[Figure collection entries]
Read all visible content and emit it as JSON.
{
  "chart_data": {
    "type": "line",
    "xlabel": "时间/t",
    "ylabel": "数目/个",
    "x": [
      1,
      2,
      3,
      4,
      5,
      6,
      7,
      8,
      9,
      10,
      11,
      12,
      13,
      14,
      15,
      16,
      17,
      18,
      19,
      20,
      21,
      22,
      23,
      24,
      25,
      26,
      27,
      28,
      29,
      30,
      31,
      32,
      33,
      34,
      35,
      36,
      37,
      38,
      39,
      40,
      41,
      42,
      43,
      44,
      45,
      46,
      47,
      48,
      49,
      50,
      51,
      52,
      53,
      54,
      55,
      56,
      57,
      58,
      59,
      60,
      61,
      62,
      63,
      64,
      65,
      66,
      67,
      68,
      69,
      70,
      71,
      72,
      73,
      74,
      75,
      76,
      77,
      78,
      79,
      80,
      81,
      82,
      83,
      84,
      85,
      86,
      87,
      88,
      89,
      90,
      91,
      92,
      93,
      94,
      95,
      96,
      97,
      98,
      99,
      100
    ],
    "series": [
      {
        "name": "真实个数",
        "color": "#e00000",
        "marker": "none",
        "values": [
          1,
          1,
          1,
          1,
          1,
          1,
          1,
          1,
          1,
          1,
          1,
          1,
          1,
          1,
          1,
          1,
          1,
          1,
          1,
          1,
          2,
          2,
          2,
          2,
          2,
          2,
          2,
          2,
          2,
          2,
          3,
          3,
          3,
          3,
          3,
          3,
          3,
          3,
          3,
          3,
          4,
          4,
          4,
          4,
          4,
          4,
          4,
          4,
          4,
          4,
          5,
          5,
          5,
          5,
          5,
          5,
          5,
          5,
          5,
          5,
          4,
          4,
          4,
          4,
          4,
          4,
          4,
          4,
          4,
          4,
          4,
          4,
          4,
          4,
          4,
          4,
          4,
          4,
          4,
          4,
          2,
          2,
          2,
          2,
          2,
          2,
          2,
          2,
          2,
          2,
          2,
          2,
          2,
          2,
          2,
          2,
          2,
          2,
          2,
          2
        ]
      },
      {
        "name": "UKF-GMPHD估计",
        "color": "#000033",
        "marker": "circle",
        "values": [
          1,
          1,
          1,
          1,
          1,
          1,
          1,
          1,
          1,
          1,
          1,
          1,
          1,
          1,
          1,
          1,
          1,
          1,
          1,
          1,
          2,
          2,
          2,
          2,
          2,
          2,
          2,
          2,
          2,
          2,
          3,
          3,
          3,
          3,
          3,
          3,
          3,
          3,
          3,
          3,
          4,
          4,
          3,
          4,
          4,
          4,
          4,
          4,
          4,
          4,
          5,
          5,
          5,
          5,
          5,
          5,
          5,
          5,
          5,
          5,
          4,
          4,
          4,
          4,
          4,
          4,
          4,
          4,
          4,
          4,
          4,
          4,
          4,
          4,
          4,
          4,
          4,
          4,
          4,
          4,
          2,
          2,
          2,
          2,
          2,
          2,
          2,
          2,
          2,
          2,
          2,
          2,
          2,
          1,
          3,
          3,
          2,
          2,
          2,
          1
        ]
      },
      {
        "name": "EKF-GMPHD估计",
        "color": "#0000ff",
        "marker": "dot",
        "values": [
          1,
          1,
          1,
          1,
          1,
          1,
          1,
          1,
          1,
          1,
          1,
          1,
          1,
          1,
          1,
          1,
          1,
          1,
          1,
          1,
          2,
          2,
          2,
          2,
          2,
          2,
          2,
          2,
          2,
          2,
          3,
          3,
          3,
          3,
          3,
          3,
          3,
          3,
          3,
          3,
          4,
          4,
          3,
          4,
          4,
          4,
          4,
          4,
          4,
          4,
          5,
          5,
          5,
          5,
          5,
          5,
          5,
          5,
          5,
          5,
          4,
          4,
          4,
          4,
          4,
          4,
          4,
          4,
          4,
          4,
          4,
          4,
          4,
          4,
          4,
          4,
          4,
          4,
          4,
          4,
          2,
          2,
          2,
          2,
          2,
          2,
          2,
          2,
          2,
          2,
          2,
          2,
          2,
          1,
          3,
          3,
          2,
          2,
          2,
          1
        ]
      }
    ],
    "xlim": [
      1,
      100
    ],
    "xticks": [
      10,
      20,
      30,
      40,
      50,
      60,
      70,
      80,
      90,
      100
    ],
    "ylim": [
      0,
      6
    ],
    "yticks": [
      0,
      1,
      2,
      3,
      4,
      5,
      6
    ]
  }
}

Task objective: Pull out each line of the entries that contains "color".

Complete answer:
        "color": "#e00000",
        "color": "#000033",
        "color": "#0000ff",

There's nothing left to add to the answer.